## Short exercise
Compute the number of lines that include the string "OANDA", then output that number and nothing else.

## Raw records
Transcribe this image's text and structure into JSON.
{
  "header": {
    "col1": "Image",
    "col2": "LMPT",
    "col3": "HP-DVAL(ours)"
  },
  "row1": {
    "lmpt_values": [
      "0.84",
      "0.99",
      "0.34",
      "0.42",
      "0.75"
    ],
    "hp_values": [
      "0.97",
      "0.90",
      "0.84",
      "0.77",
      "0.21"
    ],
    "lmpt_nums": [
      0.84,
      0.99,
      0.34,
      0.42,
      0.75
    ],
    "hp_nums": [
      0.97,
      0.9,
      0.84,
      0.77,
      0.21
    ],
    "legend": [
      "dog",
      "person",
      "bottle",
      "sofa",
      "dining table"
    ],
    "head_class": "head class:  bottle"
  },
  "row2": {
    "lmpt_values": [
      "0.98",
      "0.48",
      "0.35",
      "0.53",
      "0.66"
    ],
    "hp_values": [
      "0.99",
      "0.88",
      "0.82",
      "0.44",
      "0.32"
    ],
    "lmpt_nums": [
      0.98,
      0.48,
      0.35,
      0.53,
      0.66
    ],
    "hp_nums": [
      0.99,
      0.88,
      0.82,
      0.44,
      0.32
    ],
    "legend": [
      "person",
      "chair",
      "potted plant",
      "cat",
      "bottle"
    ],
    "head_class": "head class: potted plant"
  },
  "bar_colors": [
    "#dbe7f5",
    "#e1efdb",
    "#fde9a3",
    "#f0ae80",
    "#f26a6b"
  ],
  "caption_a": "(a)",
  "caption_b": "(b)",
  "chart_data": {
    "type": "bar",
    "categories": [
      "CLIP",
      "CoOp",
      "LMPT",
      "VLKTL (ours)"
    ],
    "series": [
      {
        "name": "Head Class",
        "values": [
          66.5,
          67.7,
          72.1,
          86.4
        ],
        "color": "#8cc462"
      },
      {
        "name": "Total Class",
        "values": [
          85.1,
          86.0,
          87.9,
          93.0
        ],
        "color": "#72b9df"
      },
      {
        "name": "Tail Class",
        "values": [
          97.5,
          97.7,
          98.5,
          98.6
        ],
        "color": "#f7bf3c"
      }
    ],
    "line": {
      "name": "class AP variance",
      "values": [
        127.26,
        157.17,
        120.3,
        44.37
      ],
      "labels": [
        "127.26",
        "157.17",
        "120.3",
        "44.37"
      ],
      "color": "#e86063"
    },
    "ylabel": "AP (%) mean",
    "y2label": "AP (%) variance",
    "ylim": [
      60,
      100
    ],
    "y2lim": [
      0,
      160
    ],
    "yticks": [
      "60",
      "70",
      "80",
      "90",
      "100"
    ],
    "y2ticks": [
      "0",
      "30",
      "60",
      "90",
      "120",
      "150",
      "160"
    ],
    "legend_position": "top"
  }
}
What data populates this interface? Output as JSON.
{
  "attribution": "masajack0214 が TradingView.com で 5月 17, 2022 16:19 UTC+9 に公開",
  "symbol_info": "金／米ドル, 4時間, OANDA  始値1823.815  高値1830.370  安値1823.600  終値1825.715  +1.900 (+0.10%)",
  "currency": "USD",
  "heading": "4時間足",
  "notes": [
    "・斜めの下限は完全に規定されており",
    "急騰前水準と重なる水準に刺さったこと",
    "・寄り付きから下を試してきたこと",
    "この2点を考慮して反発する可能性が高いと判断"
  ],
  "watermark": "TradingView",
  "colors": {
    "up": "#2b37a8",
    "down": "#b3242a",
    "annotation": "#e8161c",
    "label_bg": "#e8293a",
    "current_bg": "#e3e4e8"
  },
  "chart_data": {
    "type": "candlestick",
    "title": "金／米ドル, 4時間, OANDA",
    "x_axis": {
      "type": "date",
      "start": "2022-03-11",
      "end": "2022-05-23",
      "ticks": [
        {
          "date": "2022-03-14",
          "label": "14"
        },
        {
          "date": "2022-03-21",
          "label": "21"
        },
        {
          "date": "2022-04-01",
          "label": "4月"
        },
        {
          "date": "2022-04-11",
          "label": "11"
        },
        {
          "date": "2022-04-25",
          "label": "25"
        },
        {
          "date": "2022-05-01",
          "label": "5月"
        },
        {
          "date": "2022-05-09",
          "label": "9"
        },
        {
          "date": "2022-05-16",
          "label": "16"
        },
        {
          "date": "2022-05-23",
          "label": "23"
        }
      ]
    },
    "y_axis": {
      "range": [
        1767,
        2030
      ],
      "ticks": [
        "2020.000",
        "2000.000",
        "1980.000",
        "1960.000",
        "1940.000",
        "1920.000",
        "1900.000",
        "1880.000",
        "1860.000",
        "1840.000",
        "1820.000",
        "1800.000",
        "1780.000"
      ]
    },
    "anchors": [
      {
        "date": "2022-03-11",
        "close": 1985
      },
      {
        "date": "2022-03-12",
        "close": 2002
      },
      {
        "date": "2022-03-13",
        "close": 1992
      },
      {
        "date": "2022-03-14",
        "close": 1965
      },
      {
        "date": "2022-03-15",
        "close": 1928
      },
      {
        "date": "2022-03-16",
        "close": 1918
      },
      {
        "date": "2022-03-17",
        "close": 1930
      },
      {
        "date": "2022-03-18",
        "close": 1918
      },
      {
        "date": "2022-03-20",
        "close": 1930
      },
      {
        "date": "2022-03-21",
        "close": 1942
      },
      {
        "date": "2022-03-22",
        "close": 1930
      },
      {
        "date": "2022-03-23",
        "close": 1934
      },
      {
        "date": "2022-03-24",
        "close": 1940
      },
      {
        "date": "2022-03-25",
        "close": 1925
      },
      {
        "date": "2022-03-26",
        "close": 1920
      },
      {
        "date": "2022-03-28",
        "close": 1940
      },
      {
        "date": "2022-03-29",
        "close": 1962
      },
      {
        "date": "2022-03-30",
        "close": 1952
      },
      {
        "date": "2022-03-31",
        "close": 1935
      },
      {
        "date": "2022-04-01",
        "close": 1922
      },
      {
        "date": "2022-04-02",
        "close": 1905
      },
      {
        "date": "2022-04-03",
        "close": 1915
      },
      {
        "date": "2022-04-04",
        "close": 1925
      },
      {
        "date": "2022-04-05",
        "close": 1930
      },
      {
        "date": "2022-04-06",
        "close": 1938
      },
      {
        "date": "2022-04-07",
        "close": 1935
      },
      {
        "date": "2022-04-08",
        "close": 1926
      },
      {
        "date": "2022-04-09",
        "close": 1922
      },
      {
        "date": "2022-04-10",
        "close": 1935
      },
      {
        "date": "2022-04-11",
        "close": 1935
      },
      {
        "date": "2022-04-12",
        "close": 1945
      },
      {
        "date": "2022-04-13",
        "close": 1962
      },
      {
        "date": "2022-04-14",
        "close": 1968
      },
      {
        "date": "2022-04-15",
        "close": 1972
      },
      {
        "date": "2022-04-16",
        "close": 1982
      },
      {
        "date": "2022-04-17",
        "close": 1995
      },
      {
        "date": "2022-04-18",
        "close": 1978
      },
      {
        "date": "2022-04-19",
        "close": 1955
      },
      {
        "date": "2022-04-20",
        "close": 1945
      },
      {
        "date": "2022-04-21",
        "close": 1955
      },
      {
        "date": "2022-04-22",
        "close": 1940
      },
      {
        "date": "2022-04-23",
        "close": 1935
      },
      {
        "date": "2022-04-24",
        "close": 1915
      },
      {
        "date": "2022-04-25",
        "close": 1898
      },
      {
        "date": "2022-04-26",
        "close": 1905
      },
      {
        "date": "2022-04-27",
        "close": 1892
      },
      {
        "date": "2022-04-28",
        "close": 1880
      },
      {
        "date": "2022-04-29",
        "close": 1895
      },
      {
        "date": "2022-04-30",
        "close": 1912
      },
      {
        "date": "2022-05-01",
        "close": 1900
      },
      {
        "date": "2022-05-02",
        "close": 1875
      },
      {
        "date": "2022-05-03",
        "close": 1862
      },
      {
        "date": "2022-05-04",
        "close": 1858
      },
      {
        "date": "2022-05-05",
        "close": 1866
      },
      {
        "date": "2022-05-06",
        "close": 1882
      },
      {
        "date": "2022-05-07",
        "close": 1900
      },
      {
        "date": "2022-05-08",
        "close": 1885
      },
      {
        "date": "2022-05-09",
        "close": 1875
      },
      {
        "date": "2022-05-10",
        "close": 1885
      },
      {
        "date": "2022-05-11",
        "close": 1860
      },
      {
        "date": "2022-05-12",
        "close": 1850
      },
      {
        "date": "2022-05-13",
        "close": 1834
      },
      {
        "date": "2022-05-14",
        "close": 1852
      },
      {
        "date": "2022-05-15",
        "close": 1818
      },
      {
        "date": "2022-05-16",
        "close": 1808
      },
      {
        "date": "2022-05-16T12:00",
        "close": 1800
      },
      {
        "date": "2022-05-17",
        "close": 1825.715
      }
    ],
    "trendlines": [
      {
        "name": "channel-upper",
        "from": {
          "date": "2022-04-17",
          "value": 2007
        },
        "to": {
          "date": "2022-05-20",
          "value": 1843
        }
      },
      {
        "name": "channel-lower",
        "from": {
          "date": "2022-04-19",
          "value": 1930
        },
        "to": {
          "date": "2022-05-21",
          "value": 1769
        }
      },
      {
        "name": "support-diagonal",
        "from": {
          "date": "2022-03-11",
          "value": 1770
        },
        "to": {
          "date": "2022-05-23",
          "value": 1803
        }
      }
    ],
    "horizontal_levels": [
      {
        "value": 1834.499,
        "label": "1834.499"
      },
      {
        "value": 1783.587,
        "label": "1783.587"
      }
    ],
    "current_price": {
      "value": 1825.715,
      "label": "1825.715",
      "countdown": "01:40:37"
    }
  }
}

## Answer below
2